Written problem:
Pull out every line containing the string "category".

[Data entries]

::::::::::

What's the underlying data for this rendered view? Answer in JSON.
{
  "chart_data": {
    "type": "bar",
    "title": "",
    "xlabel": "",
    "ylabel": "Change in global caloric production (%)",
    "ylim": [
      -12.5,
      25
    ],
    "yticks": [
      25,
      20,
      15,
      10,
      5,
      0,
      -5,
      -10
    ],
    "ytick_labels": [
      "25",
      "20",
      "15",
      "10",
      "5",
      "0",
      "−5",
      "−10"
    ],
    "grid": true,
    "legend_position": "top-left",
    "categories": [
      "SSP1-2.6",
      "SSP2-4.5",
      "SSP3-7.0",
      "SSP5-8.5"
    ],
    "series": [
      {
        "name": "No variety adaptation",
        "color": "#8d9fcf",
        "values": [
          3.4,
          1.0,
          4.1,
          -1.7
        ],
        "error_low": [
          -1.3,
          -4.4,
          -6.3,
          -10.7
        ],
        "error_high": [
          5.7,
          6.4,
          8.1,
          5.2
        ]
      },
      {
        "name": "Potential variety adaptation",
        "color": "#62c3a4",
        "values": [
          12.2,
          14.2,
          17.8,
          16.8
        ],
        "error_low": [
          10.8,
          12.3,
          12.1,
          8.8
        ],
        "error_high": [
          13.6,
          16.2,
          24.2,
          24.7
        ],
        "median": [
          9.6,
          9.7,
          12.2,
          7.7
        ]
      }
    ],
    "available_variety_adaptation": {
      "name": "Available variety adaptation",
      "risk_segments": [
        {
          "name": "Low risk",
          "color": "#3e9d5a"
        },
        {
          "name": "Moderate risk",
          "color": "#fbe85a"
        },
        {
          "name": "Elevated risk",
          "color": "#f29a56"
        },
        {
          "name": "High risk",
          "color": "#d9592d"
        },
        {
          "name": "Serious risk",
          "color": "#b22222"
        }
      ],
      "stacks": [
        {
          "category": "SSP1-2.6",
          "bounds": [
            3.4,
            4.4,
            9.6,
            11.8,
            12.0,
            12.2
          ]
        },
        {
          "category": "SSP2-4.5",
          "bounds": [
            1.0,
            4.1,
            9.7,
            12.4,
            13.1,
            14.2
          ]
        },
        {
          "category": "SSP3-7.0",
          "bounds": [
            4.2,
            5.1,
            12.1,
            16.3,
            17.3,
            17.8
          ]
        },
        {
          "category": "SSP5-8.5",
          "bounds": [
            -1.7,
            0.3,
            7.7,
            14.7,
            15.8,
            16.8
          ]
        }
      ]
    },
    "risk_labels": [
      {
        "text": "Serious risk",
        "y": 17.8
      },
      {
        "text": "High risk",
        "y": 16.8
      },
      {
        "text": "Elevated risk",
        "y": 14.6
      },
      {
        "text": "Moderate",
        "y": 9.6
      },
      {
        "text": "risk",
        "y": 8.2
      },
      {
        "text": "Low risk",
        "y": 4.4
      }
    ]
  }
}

::::::::::

Exercise result:
          "category": "SSP1-2.6",
          "category": "SSP2-4.5",
          "category": "SSP3-7.0",
          "category": "SSP5-8.5",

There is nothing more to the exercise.